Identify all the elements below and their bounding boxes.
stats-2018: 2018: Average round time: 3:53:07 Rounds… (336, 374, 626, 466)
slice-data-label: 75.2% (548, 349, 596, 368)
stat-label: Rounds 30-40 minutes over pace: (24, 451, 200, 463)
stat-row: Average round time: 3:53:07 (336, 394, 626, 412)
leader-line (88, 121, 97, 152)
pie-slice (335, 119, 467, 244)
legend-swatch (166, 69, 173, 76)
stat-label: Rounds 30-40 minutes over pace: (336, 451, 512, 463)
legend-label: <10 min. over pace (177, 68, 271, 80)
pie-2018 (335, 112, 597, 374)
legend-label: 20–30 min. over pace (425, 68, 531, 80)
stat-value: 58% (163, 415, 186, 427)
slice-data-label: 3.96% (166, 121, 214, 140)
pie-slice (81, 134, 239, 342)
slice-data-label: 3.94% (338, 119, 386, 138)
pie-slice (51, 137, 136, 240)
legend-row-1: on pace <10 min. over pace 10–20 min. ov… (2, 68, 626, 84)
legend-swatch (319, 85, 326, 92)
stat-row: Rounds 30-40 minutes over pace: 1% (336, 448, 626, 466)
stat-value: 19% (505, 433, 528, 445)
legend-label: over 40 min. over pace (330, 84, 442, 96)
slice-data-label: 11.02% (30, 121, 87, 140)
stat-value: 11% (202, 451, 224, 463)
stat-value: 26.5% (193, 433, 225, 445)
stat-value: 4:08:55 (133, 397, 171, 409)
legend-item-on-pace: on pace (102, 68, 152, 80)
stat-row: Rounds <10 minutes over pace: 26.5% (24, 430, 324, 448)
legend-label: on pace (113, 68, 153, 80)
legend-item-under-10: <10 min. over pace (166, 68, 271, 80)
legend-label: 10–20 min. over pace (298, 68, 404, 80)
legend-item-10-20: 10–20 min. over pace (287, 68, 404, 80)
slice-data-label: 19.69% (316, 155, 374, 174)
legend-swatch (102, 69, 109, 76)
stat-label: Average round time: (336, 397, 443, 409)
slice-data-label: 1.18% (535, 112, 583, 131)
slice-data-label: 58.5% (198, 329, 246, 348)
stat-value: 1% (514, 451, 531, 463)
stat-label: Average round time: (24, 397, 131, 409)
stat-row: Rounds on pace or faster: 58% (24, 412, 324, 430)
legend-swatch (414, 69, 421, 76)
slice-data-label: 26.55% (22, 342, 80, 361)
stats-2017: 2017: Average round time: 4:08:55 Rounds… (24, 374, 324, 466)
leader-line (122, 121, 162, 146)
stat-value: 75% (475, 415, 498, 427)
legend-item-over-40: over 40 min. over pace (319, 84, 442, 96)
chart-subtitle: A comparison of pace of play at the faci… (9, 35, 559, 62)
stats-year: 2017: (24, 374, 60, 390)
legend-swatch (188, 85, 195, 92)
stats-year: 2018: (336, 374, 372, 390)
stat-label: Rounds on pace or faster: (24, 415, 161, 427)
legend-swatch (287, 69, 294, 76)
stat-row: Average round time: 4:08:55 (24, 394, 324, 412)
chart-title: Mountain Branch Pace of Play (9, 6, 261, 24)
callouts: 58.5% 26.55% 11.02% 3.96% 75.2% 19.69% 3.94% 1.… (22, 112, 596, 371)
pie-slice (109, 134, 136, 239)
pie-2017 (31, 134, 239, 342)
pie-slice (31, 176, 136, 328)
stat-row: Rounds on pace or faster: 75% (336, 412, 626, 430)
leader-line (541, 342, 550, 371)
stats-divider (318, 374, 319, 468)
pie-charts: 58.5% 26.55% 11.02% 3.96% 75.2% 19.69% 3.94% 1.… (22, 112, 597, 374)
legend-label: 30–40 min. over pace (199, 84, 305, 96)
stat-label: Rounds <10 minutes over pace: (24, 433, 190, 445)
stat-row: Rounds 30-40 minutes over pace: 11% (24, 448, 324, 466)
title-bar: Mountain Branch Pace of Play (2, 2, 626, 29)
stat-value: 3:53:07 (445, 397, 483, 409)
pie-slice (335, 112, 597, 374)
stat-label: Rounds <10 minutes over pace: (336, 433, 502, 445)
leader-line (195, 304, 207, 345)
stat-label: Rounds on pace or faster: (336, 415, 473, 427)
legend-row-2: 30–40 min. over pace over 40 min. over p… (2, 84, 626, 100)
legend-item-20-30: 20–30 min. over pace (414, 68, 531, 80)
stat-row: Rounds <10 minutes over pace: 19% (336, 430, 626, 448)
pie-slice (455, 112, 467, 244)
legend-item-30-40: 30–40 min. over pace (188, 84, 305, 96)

--------------------------------

* PROBLEM STATEMENT
Reproduce the material above word for word, from its first line through its last.

* COMPLETED EXERCISE
Identify all the elements below and their bounding boxes.
stats-2018: 2018: Average round time: 3:53:07 Rounds… (336, 374, 626, 466)
slice-data-label: 75.2% (548, 349, 596, 368)
stat-label: Rounds 30-40 minutes over pace: (24, 451, 200, 463)
stat-row: Average round time: 3:53:07 (336, 394, 626, 412)
leader-line (88, 121, 97, 152)
pie-slice (335, 119, 467, 244)
legend-swatch (166, 69, 173, 76)
stat-label: Rounds 30-40 minutes over pace: (336, 451, 512, 463)
legend-label: <10 min. over pace (177, 68, 271, 80)
pie-2018 (335, 112, 597, 374)
legend-label: 20–30 min. over pace (425, 68, 531, 80)
stat-value: 58% (163, 415, 186, 427)
slice-data-label: 3.96% (166, 121, 214, 140)
pie-slice (81, 134, 239, 342)
slice-data-label: 3.94% (338, 119, 386, 138)
pie-slice (51, 137, 136, 240)
legend-row-1: on pace <10 min. over pace 10–20 min. ov… (2, 68, 626, 84)
legend-swatch (319, 85, 326, 92)
stat-row: Rounds 30-40 minutes over pace: 1% (336, 448, 626, 466)
stat-value: 19% (505, 433, 528, 445)
legend-label: over 40 min. over pace (330, 84, 442, 96)
slice-data-label: 11.02% (30, 121, 87, 140)
stat-value: 11% (202, 451, 224, 463)
stat-value: 26.5% (193, 433, 225, 445)
stat-value: 4:08:55 (133, 397, 171, 409)
legend-item-on-pace: on pace (102, 68, 152, 80)
stat-row: Rounds <10 minutes over pace: 26.5% (24, 430, 324, 448)
legend-label: on pace (113, 68, 153, 80)
legend-item-under-10: <10 min. over pace (166, 68, 271, 80)
legend-label: 10–20 min. over pace (298, 68, 404, 80)
legend-item-10-20: 10–20 min. over pace (287, 68, 404, 80)
slice-data-label: 19.69% (316, 155, 374, 174)
legend-swatch (102, 69, 109, 76)
stat-label: Average round time: (336, 397, 443, 409)
slice-data-label: 1.18% (535, 112, 583, 131)
slice-data-label: 58.5% (198, 329, 246, 348)
stat-value: 1% (514, 451, 531, 463)
stat-label: Average round time: (24, 397, 131, 409)
stat-row: Rounds on pace or faster: 58% (24, 412, 324, 430)
legend-swatch (414, 69, 421, 76)
slice-data-label: 26.55% (22, 342, 80, 361)
stats-2017: 2017: Average round time: 4:08:55 Rounds… (24, 374, 324, 466)
leader-line (122, 121, 162, 146)
stat-value: 75% (475, 415, 498, 427)
legend-item-over-40: over 40 min. over pace (319, 84, 442, 96)
chart-subtitle: A comparison of pace of play at the faci… (9, 35, 559, 62)
stats-year: 2017: (24, 374, 60, 390)
legend-swatch (188, 85, 195, 92)
stats-year: 2018: (336, 374, 372, 390)
stat-label: Rounds on pace or faster: (24, 415, 161, 427)
legend-swatch (287, 69, 294, 76)
stat-row: Average round time: 4:08:55 (24, 394, 324, 412)
chart-title: Mountain Branch Pace of Play (9, 6, 261, 24)
callouts: 58.5% 26.55% 11.02% 3.96% 75.2% 19.69% 3.94% 1.… (22, 112, 596, 371)
pie-slice (109, 134, 136, 239)
pie-2017 (31, 134, 239, 342)
pie-slice (31, 176, 136, 328)
stat-row: Rounds on pace or faster: 75% (336, 412, 626, 430)
leader-line (541, 342, 550, 371)
stats-divider (318, 374, 319, 468)
pie-charts: 58.5% 26.55% 11.02% 3.96% 75.2% 19.69% 3.94% 1.… (22, 112, 597, 374)
legend-label: 30–40 min. over pace (199, 84, 305, 96)
stat-label: Rounds <10 minutes over pace: (24, 433, 190, 445)
stat-row: Rounds 30-40 minutes over pace: 11% (24, 448, 324, 466)
title-bar: Mountain Branch Pace of Play (2, 2, 626, 29)
stat-value: 3:53:07 (445, 397, 483, 409)
pie-slice (335, 112, 597, 374)
stat-label: Rounds <10 minutes over pace: (336, 433, 502, 445)
leader-line (195, 304, 207, 345)
stat-label: Rounds on pace or faster: (336, 415, 473, 427)
legend-row-2: 30–40 min. over pace over 40 min. over p… (2, 84, 626, 100)
legend-item-20-30: 20–30 min. over pace (414, 68, 531, 80)
stat-row: Rounds <10 minutes over pace: 19% (336, 430, 626, 448)
pie-slice (455, 112, 467, 244)
legend-item-30-40: 30–40 min. over pace (188, 84, 305, 96)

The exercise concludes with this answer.